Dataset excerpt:
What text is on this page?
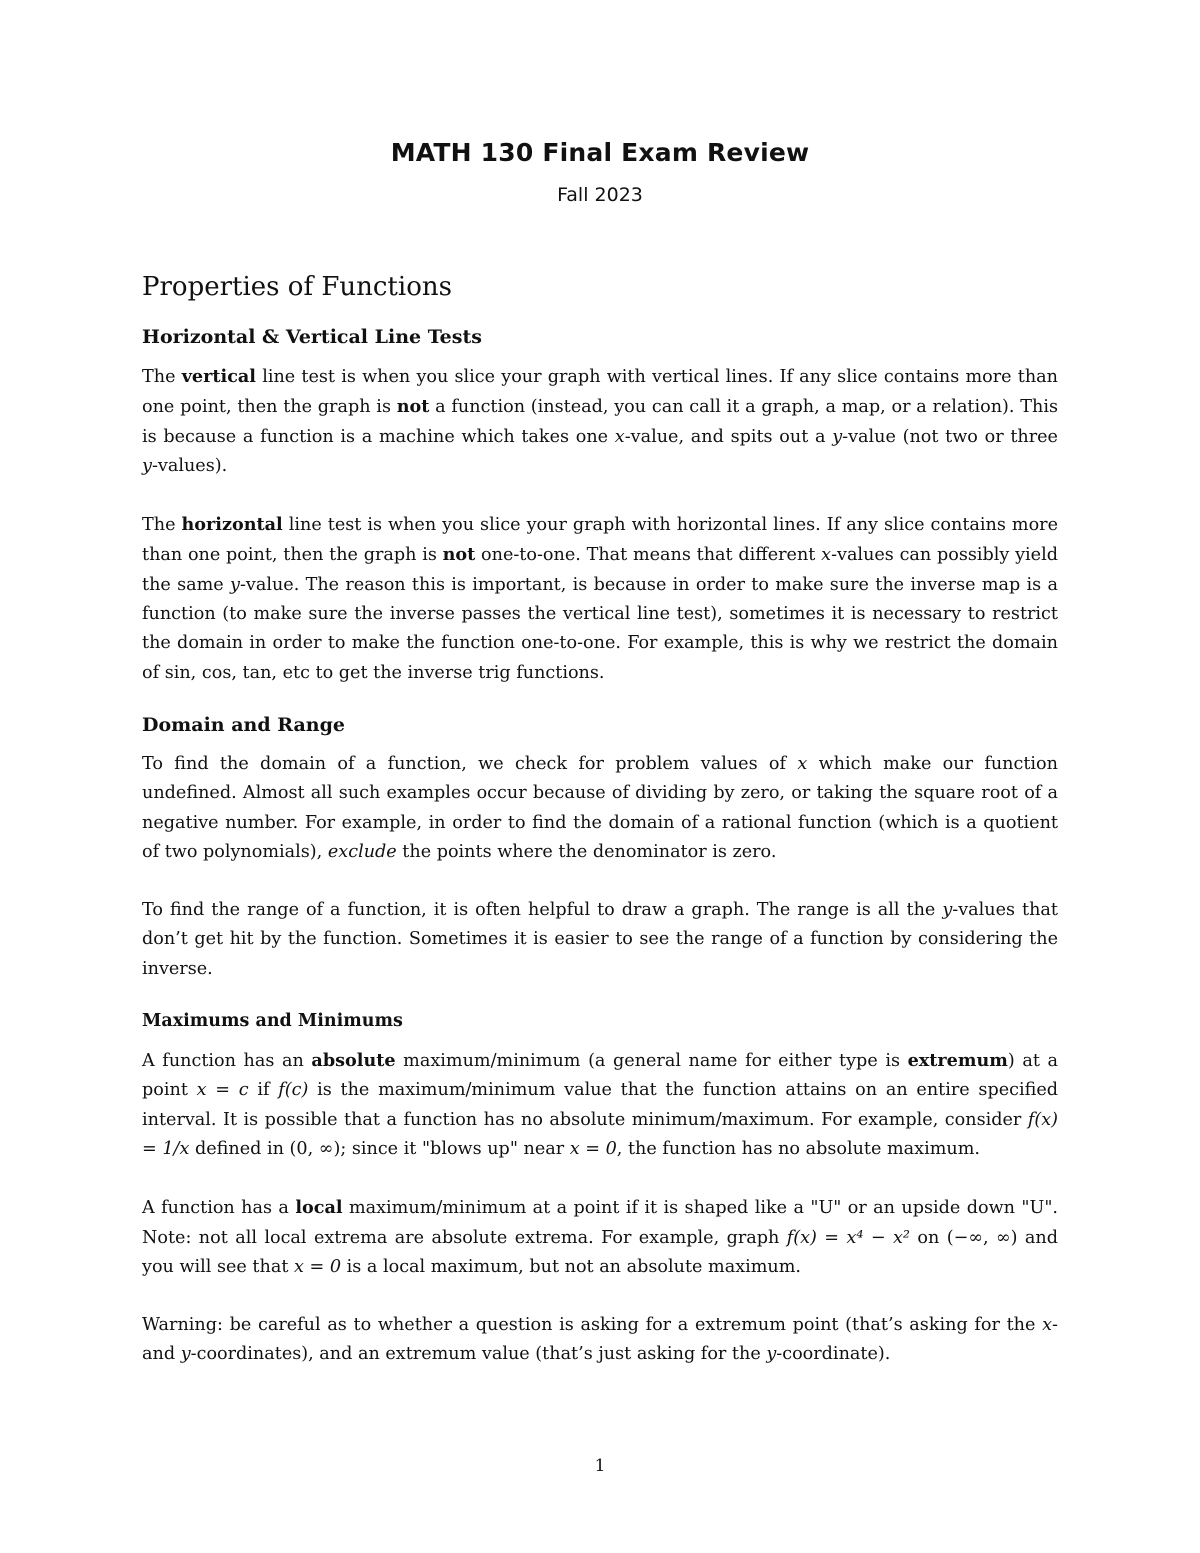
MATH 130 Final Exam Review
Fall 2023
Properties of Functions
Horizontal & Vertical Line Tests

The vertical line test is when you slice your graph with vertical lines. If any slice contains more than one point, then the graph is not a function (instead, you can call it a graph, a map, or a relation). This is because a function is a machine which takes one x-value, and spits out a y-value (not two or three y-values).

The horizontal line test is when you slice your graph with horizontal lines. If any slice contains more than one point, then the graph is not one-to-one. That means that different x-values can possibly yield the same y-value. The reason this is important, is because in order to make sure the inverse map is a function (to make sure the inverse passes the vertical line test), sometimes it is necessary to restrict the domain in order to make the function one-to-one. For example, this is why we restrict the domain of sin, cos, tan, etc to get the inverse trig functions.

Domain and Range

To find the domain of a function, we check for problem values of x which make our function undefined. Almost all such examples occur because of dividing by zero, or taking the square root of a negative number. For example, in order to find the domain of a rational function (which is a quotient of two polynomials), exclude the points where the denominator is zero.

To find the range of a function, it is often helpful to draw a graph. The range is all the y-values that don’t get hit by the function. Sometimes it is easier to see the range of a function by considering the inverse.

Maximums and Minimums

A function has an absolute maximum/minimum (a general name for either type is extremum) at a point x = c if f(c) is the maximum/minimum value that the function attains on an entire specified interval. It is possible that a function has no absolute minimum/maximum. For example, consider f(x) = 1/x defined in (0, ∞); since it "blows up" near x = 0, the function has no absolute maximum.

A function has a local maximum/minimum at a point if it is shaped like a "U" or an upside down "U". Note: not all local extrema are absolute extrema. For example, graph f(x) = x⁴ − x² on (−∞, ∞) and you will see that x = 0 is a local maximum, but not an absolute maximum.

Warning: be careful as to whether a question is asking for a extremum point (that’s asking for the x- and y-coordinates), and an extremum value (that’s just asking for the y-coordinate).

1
--
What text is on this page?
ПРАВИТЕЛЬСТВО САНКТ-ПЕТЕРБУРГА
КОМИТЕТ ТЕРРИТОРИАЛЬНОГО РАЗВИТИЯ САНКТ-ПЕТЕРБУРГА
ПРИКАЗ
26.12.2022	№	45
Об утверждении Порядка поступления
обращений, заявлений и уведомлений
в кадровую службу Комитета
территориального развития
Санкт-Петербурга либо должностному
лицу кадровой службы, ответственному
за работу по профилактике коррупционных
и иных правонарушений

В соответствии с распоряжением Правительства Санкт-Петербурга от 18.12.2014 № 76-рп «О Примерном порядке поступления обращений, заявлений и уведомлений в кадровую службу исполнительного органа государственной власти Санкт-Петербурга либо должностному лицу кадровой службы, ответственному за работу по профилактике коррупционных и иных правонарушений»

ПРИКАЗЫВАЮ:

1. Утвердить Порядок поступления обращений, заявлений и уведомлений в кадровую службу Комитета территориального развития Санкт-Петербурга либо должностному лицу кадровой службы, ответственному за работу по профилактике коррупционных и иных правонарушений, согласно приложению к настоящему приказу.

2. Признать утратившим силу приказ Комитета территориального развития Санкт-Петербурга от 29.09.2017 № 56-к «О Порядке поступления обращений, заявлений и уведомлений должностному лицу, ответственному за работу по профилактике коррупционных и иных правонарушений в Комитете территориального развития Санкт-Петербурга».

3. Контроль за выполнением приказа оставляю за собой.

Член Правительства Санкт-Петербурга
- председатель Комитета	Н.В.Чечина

Task brief
Scan the listing above for the word "absolute" and show each line where it is found.

In response
A function has an absolute maximum/minimum (a general name for either type is extremum) at a point x = c if f(c) is the maximum/minimum value that the function attains on an entire specified interval. It is possible that a function has no absolute minimum/maximum. For example, consider f(x) = 1/x defined in (0, ∞); since it "blows up" near x = 0, the function has no absolute maximum.
A function has a local maximum/minimum at a point if it is shaped like a "U" or an upside down "U". Note: not all local extrema are absolute extrema. For example, graph f(x) = x⁴ − x² on (−∞, ∞) and you will see that x = 0 is a local maximum, but not an absolute maximum.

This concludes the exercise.